● **What is asked**: In the data below, find every line that has the string "выявить", and copy it.

● **Records for processing**:
--- Start ---

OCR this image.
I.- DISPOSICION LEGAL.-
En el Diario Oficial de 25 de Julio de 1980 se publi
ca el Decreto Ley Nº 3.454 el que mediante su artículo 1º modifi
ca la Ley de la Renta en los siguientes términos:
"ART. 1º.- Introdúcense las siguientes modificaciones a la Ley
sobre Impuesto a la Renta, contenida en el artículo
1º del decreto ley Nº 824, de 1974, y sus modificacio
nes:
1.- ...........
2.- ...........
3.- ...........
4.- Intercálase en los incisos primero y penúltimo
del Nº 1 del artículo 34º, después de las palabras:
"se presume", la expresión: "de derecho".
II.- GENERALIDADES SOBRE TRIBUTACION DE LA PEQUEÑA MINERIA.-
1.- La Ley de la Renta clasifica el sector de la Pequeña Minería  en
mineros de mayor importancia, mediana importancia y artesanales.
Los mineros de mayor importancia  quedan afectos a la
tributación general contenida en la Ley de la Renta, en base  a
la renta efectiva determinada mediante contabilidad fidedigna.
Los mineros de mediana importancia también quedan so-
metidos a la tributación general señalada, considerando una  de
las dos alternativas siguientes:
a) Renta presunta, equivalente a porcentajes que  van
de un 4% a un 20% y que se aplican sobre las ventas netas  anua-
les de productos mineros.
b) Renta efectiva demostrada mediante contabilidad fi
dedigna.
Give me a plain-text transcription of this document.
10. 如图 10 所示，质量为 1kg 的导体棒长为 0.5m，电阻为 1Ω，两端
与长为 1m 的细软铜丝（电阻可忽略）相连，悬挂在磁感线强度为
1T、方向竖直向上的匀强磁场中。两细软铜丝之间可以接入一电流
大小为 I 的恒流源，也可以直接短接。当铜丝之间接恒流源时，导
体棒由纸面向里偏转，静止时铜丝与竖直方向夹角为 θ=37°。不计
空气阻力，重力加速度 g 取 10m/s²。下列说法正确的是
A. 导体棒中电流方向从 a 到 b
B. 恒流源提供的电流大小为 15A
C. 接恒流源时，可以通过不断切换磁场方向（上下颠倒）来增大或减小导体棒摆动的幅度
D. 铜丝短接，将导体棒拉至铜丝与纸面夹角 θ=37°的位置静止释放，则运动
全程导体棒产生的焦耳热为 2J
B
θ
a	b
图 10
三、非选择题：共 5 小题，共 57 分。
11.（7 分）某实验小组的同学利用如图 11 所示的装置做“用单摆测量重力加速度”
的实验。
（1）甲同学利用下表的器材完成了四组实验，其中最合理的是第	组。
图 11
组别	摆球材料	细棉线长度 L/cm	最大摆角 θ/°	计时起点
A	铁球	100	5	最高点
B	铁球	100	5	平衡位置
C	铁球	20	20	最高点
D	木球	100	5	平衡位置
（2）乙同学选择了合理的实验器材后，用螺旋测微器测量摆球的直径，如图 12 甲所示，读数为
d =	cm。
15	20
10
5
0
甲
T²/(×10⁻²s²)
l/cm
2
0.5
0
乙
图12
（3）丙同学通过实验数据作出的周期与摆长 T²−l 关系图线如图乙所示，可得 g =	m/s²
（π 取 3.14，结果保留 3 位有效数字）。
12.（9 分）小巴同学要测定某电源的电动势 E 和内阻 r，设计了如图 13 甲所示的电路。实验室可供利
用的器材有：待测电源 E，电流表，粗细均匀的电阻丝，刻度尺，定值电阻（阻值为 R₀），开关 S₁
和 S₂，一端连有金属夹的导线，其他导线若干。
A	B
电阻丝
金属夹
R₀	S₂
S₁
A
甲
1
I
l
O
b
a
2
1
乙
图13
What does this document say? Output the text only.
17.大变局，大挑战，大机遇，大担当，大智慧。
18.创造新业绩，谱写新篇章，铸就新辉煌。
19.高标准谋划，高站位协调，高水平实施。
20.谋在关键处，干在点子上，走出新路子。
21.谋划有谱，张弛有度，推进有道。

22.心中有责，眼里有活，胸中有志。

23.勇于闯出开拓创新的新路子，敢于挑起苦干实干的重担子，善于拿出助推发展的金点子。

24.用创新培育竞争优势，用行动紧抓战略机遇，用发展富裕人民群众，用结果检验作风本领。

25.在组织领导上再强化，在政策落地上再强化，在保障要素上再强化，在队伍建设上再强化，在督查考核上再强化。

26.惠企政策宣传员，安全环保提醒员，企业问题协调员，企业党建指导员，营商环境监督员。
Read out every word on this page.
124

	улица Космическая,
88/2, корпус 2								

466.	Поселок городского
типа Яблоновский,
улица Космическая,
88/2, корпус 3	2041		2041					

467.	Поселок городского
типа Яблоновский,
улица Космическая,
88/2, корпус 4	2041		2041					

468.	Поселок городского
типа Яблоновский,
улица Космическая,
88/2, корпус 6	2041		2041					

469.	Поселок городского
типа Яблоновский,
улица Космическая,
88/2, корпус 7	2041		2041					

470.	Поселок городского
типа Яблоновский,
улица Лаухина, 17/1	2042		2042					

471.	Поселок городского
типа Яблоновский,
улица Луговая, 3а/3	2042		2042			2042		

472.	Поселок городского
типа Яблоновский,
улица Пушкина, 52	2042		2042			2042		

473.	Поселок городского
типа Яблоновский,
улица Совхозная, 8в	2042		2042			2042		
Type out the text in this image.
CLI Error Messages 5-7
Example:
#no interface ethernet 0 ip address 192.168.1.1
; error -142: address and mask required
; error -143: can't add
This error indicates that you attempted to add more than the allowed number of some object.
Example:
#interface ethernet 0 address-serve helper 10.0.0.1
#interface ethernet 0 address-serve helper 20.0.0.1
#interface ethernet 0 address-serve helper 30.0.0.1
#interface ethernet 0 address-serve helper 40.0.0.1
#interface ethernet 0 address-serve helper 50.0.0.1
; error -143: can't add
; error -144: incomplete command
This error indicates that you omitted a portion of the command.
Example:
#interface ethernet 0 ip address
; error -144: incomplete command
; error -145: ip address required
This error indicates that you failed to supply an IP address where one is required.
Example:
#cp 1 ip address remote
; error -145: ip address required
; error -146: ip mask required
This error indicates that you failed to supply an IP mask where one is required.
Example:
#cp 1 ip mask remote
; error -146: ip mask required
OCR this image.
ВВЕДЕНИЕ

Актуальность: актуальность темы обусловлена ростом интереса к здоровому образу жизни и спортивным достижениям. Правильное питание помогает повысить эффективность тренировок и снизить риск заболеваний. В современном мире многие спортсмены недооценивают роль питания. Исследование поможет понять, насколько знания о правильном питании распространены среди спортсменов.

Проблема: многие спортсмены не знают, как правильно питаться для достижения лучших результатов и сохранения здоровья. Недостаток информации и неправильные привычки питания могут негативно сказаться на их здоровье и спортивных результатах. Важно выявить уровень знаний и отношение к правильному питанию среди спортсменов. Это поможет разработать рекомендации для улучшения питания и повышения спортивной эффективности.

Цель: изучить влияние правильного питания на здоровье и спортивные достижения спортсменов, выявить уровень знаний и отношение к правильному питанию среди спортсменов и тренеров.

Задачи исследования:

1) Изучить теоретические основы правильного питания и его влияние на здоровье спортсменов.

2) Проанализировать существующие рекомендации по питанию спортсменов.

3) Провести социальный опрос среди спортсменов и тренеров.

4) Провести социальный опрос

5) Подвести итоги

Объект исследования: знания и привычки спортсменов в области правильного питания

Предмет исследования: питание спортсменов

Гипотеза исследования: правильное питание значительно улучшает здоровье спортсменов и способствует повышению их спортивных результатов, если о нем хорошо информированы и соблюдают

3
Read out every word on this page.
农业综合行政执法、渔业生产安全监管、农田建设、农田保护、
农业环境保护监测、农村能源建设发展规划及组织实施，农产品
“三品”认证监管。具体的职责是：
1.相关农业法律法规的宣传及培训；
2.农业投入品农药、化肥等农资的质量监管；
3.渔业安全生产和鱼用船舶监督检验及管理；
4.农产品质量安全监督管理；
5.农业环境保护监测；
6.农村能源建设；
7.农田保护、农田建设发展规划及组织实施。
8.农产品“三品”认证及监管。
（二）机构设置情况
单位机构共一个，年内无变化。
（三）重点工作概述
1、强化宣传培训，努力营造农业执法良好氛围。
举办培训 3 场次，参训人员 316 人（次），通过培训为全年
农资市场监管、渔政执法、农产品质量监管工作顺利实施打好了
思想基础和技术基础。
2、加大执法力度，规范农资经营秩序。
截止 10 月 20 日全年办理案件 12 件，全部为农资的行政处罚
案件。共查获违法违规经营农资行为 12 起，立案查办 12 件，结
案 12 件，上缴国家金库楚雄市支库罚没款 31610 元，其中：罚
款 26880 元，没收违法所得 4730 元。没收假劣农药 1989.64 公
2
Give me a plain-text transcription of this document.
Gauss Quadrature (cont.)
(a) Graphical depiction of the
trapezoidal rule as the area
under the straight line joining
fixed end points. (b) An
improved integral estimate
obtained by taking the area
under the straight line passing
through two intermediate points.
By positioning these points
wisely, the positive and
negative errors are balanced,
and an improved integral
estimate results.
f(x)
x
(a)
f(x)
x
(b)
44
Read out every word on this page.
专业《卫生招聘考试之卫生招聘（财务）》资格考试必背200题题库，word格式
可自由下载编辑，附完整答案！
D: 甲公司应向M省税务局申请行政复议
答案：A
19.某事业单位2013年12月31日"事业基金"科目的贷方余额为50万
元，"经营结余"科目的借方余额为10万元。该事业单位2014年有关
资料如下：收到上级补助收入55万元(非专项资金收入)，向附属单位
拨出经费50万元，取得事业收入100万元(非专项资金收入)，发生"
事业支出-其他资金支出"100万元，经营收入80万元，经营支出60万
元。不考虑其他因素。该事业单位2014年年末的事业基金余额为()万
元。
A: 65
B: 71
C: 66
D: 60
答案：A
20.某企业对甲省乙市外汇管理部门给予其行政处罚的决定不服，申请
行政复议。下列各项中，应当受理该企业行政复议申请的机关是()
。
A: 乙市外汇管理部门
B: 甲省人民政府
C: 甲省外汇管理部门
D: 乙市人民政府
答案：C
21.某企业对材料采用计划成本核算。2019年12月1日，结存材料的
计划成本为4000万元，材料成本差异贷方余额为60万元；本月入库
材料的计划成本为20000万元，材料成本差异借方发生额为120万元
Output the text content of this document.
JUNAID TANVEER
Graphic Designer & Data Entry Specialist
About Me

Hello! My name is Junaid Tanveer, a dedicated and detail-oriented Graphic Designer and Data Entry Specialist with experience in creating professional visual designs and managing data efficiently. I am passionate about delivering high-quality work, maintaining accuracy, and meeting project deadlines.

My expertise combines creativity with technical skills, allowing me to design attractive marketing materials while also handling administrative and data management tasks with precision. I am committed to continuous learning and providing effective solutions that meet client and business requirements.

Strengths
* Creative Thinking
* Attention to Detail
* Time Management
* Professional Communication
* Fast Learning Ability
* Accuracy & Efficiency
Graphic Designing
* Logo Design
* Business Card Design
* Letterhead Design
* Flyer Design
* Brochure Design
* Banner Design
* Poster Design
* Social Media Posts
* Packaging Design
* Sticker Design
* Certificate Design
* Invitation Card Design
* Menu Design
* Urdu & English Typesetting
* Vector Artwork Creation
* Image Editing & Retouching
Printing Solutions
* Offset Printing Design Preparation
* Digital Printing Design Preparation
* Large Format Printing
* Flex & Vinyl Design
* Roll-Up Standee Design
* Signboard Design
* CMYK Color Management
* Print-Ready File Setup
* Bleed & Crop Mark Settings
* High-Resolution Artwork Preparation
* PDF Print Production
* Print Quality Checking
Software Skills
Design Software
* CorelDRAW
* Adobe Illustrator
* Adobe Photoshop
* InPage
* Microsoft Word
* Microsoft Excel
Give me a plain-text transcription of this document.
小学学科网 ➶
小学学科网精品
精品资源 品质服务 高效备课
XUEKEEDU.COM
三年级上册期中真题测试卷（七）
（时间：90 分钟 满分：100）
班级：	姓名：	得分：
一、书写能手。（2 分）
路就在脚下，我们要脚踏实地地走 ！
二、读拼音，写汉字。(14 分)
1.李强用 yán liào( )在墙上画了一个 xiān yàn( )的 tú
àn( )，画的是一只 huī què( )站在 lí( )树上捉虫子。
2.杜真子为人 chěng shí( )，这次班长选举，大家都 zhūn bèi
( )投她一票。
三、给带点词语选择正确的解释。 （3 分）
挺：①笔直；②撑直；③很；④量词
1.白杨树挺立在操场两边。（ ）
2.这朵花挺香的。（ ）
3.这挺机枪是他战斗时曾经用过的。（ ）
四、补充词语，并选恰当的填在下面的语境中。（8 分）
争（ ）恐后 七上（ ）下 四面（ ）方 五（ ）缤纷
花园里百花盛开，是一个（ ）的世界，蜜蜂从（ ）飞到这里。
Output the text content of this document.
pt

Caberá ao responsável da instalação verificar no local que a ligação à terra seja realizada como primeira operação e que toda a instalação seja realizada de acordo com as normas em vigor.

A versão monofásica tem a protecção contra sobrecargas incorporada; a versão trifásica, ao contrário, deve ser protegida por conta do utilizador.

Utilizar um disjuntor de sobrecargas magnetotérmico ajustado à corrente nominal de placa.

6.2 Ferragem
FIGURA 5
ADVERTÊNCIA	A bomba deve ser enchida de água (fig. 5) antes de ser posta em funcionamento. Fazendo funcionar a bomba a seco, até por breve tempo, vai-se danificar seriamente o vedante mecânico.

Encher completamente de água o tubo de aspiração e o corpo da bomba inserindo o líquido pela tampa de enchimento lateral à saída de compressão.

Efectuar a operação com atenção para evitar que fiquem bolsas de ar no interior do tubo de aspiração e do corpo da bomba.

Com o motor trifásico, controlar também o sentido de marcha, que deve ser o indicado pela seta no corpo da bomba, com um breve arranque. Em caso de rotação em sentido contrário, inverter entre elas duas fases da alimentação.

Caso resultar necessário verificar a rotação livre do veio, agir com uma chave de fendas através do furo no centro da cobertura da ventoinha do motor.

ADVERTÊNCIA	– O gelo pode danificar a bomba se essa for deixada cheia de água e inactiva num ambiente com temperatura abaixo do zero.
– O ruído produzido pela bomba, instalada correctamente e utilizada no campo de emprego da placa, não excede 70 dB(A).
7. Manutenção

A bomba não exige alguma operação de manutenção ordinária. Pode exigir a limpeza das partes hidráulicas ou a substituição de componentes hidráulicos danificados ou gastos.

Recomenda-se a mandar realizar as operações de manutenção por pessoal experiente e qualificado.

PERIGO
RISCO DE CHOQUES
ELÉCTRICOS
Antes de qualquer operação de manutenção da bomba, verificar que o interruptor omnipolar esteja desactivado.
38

--- End ---

● **Response to the exercise**:
Проблема: многие спортсмены не знают, как правильно питаться для достижения лучших результатов и сохранения здоровья. Недостаток информации и неправильные привычки питания могут негативно сказаться на их здоровье и спортивных результатах. Важно выявить уровень знаний и отношение к правильному питанию среди спортсменов. Это поможет разработать рекомендации для улучшения питания и повышения спортивной эффективности.
Цель: изучить влияние правильного питания на здоровье и спортивные достижения спортсменов, выявить уровень знаний и отношение к правильному питанию среди спортсменов и тренеров.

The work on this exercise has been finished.